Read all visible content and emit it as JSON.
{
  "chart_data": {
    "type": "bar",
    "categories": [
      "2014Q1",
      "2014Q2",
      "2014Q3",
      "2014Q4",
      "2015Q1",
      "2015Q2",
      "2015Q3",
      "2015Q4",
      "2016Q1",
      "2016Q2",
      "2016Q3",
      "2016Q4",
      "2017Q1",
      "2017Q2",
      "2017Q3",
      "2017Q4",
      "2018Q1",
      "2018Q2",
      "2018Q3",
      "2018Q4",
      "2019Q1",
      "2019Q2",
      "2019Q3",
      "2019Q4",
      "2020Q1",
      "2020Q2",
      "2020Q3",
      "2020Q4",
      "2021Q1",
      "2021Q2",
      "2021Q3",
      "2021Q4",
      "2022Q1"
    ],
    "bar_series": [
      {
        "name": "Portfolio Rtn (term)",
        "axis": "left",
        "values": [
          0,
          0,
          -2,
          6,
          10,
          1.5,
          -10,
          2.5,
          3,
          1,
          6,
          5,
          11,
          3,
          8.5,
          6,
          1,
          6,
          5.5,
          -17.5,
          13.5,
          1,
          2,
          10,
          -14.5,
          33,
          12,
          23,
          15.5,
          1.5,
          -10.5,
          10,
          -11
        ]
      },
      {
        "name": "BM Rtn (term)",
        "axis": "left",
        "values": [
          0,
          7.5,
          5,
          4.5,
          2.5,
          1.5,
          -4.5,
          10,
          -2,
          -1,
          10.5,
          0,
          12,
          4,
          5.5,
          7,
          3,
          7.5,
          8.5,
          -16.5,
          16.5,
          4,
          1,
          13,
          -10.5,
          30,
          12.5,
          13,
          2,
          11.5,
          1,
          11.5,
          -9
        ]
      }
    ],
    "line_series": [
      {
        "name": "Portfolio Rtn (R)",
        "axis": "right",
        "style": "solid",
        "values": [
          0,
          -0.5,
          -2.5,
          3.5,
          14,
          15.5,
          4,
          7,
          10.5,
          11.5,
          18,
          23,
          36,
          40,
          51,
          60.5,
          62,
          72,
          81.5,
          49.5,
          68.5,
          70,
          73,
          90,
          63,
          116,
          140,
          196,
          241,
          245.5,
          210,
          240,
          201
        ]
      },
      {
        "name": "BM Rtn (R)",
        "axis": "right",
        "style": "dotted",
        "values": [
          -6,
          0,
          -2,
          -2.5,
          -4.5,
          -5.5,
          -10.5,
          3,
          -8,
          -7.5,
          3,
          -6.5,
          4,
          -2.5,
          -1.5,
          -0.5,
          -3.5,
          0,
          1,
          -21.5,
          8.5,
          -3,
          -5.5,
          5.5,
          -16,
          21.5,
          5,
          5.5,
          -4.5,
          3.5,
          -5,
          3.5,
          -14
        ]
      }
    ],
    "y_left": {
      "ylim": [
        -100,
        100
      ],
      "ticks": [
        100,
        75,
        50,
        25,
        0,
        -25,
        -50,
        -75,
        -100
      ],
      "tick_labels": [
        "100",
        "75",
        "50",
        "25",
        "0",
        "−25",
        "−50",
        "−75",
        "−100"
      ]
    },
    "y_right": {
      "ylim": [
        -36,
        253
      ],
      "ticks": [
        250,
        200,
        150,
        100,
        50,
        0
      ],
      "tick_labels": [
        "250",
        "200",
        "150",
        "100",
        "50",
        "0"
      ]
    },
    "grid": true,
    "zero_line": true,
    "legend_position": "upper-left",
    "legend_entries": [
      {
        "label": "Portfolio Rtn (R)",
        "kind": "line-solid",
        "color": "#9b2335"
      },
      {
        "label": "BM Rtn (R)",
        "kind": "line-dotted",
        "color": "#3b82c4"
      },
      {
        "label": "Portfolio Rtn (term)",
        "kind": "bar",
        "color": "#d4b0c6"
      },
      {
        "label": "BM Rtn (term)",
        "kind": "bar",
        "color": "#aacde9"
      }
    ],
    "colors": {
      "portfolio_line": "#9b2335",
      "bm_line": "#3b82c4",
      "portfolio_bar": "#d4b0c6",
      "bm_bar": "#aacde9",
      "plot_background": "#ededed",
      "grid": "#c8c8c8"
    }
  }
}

----

> What to do: Retype the listing above in full, with no alterations.

> Exercise answer:
Read all visible content and emit it as JSON.
{
  "chart_data": {
    "type": "bar",
    "categories": [
      "2014Q1",
      "2014Q2",
      "2014Q3",
      "2014Q4",
      "2015Q1",
      "2015Q2",
      "2015Q3",
      "2015Q4",
      "2016Q1",
      "2016Q2",
      "2016Q3",
      "2016Q4",
      "2017Q1",
      "2017Q2",
      "2017Q3",
      "2017Q4",
      "2018Q1",
      "2018Q2",
      "2018Q3",
      "2018Q4",
      "2019Q1",
      "2019Q2",
      "2019Q3",
      "2019Q4",
      "2020Q1",
      "2020Q2",
      "2020Q3",
      "2020Q4",
      "2021Q1",
      "2021Q2",
      "2021Q3",
      "2021Q4",
      "2022Q1"
    ],
    "bar_series": [
      {
        "name": "Portfolio Rtn (term)",
        "axis": "left",
        "values": [
          0,
          0,
          -2,
          6,
          10,
          1.5,
          -10,
          2.5,
          3,
          1,
          6,
          5,
          11,
          3,
          8.5,
          6,
          1,
          6,
          5.5,
          -17.5,
          13.5,
          1,
          2,
          10,
          -14.5,
          33,
          12,
          23,
          15.5,
          1.5,
          -10.5,
          10,
          -11
        ]
      },
      {
        "name": "BM Rtn (term)",
        "axis": "left",
        "values": [
          0,
          7.5,
          5,
          4.5,
          2.5,
          1.5,
          -4.5,
          10,
          -2,
          -1,
          10.5,
          0,
          12,
          4,
          5.5,
          7,
          3,
          7.5,
          8.5,
          -16.5,
          16.5,
          4,
          1,
          13,
          -10.5,
          30,
          12.5,
          13,
          2,
          11.5,
          1,
          11.5,
          -9
        ]
      }
    ],
    "line_series": [
      {
        "name": "Portfolio Rtn (R)",
        "axis": "right",
        "style": "solid",
        "values": [
          0,
          -0.5,
          -2.5,
          3.5,
          14,
          15.5,
          4,
          7,
          10.5,
          11.5,
          18,
          23,
          36,
          40,
          51,
          60.5,
          62,
          72,
          81.5,
          49.5,
          68.5,
          70,
          73,
          90,
          63,
          116,
          140,
          196,
          241,
          245.5,
          210,
          240,
          201
        ]
      },
      {
        "name": "BM Rtn (R)",
        "axis": "right",
        "style": "dotted",
        "values": [
          -6,
          0,
          -2,
          -2.5,
          -4.5,
          -5.5,
          -10.5,
          3,
          -8,
          -7.5,
          3,
          -6.5,
          4,
          -2.5,
          -1.5,
          -0.5,
          -3.5,
          0,
          1,
          -21.5,
          8.5,
          -3,
          -5.5,
          5.5,
          -16,
          21.5,
          5,
          5.5,
          -4.5,
          3.5,
          -5,
          3.5,
          -14
        ]
      }
    ],
    "y_left": {
      "ylim": [
        -100,
        100
      ],
      "ticks": [
        100,
        75,
        50,
        25,
        0,
        -25,
        -50,
        -75,
        -100
      ],
      "tick_labels": [
        "100",
        "75",
        "50",
        "25",
        "0",
        "−25",
        "−50",
        "−75",
        "−100"
      ]
    },
    "y_right": {
      "ylim": [
        -36,
        253
      ],
      "ticks": [
        250,
        200,
        150,
        100,
        50,
        0
      ],
      "tick_labels": [
        "250",
        "200",
        "150",
        "100",
        "50",
        "0"
      ]
    },
    "grid": true,
    "zero_line": true,
    "legend_position": "upper-left",
    "legend_entries": [
      {
        "label": "Portfolio Rtn (R)",
        "kind": "line-solid",
        "color": "#9b2335"
      },
      {
        "label": "BM Rtn (R)",
        "kind": "line-dotted",
        "color": "#3b82c4"
      },
      {
        "label": "Portfolio Rtn (term)",
        "kind": "bar",
        "color": "#d4b0c6"
      },
      {
        "label": "BM Rtn (term)",
        "kind": "bar",
        "color": "#aacde9"
      }
    ],
    "colors": {
      "portfolio_line": "#9b2335",
      "bm_line": "#3b82c4",
      "portfolio_bar": "#d4b0c6",
      "bm_bar": "#aacde9",
      "plot_background": "#ededed",
      "grid": "#c8c8c8"
    }
  }
}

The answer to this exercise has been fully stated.